[TASK PROMPT] Return every line of the material exactly.

[Records from a data collection]
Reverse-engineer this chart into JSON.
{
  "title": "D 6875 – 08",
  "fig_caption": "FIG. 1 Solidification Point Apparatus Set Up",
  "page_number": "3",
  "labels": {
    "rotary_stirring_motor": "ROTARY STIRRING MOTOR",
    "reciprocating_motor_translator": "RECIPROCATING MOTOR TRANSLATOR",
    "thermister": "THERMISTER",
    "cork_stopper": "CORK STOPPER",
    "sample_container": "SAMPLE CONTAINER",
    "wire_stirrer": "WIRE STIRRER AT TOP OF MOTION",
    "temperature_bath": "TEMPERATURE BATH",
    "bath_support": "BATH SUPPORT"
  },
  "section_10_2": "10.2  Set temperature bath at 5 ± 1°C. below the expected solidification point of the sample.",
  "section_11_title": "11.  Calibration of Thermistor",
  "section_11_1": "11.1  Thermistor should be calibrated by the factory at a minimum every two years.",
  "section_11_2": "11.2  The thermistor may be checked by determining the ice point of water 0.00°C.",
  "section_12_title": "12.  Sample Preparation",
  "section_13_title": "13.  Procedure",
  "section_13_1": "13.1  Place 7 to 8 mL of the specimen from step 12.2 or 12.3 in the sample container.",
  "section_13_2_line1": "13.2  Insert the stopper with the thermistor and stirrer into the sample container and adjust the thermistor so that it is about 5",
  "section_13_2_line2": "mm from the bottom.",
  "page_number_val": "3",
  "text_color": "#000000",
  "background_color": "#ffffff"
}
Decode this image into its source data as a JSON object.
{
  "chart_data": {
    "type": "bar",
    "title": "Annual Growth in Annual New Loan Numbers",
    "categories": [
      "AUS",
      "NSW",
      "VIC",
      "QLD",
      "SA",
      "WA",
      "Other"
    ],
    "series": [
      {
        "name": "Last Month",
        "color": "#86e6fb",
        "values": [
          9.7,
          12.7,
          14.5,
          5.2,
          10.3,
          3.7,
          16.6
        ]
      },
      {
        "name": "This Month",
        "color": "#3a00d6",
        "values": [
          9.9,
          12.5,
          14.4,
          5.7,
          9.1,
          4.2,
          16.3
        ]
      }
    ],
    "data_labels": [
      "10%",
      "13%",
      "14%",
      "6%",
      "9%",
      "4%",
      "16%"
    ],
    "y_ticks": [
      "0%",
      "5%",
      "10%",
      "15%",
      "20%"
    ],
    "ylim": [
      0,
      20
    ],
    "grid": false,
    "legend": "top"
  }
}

[RESPONSE TO THIS TASK]
Reverse-engineer this chart into JSON.
{
  "title": "D 6875 – 08",
  "fig_caption": "FIG. 1 Solidification Point Apparatus Set Up",
  "page_number": "3",
  "labels": {
    "rotary_stirring_motor": "ROTARY STIRRING MOTOR",
    "reciprocating_motor_translator": "RECIPROCATING MOTOR TRANSLATOR",
    "thermister": "THERMISTER",
    "cork_stopper": "CORK STOPPER",
    "sample_container": "SAMPLE CONTAINER",
    "wire_stirrer": "WIRE STIRRER AT TOP OF MOTION",
    "temperature_bath": "TEMPERATURE BATH",
    "bath_support": "BATH SUPPORT"
  },
  "section_10_2": "10.2  Set temperature bath at 5 ± 1°C. below the expected solidification point of the sample.",
  "section_11_title": "11.  Calibration of Thermistor",
  "section_11_1": "11.1  Thermistor should be calibrated by the factory at a minimum every two years.",
  "section_11_2": "11.2  The thermistor may be checked by determining the ice point of water 0.00°C.",
  "section_12_title": "12.  Sample Preparation",
  "section_13_title": "13.  Procedure",
  "section_13_1": "13.1  Place 7 to 8 mL of the specimen from step 12.2 or 12.3 in the sample container.",
  "section_13_2_line1": "13.2  Insert the stopper with the thermistor and stirrer into the sample container and adjust the thermistor so that it is about 5",
  "section_13_2_line2": "mm from the bottom.",
  "page_number_val": "3",
  "text_color": "#000000",
  "background_color": "#ffffff"
}
Decode this image into its source data as a JSON object.
{
  "chart_data": {
    "type": "bar",
    "title": "Annual Growth in Annual New Loan Numbers",
    "categories": [
      "AUS",
      "NSW",
      "VIC",
      "QLD",
      "SA",
      "WA",
      "Other"
    ],
    "series": [
      {
        "name": "Last Month",
        "color": "#86e6fb",
        "values": [
          9.7,
          12.7,
          14.5,
          5.2,
          10.3,
          3.7,
          16.6
        ]
      },
      {
        "name": "This Month",
        "color": "#3a00d6",
        "values": [
          9.9,
          12.5,
          14.4,
          5.7,
          9.1,
          4.2,
          16.3
        ]
      }
    ],
    "data_labels": [
      "10%",
      "13%",
      "14%",
      "6%",
      "9%",
      "4%",
      "16%"
    ],
    "y_ticks": [
      "0%",
      "5%",
      "10%",
      "15%",
      "20%"
    ],
    "ylim": [
      0,
      20
    ],
    "grid": false,
    "legend": "top"
  }
}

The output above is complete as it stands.